# EXERCISE:
Write out the whole listing again, exactly.

◆ ◆ ◆ ◆ ◆ ◆ ◆

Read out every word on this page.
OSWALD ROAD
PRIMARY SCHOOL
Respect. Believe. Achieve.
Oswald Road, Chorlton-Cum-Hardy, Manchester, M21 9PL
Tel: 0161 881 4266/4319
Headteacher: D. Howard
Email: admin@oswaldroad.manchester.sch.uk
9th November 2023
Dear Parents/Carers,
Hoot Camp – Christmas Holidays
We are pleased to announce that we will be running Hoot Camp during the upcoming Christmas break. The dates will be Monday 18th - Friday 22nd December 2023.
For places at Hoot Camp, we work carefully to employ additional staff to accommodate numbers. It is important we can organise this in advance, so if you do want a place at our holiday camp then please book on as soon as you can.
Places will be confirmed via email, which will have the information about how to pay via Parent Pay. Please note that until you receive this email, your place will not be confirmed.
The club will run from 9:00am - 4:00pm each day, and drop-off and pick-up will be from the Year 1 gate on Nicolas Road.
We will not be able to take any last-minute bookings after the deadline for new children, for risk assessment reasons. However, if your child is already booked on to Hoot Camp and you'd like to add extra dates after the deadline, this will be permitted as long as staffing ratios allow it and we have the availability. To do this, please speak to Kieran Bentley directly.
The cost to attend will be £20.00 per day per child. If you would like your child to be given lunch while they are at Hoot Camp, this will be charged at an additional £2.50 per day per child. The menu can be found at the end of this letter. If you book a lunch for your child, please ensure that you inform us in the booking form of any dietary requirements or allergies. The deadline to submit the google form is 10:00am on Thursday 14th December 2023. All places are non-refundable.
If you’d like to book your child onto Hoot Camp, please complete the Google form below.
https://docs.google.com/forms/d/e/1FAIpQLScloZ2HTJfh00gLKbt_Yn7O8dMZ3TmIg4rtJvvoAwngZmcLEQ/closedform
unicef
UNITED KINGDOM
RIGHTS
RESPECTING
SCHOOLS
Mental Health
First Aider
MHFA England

◆ ◆ ◆ ◆ ◆ ◆ ◆

# WRITTEN ANSWER:
Read out every word on this page.
OSWALD ROAD
PRIMARY SCHOOL
Respect. Believe. Achieve.
Oswald Road, Chorlton-Cum-Hardy, Manchester, M21 9PL
Tel: 0161 881 4266/4319
Headteacher: D. Howard
Email: admin@oswaldroad.manchester.sch.uk
9th November 2023
Dear Parents/Carers,
Hoot Camp – Christmas Holidays
We are pleased to announce that we will be running Hoot Camp during the upcoming Christmas break. The dates will be Monday 18th - Friday 22nd December 2023.
For places at Hoot Camp, we work carefully to employ additional staff to accommodate numbers. It is important we can organise this in advance, so if you do want a place at our holiday camp then please book on as soon as you can.
Places will be confirmed via email, which will have the information about how to pay via Parent Pay. Please note that until you receive this email, your place will not be confirmed.
The club will run from 9:00am - 4:00pm each day, and drop-off and pick-up will be from the Year 1 gate on Nicolas Road.
We will not be able to take any last-minute bookings after the deadline for new children, for risk assessment reasons. However, if your child is already booked on to Hoot Camp and you'd like to add extra dates after the deadline, this will be permitted as long as staffing ratios allow it and we have the availability. To do this, please speak to Kieran Bentley directly.
The cost to attend will be £20.00 per day per child. If you would like your child to be given lunch while they are at Hoot Camp, this will be charged at an additional £2.50 per day per child. The menu can be found at the end of this letter. If you book a lunch for your child, please ensure that you inform us in the booking form of any dietary requirements or allergies. The deadline to submit the google form is 10:00am on Thursday 14th December 2023. All places are non-refundable.
If you’d like to book your child onto Hoot Camp, please complete the Google form below.
https://docs.google.com/forms/d/e/1FAIpQLScloZ2HTJfh00gLKbt_Yn7O8dMZ3TmIg4rtJvvoAwngZmcLEQ/closedform
unicef
UNITED KINGDOM
RIGHTS
RESPECTING
SCHOOLS
Mental Health
First Aider
MHFA England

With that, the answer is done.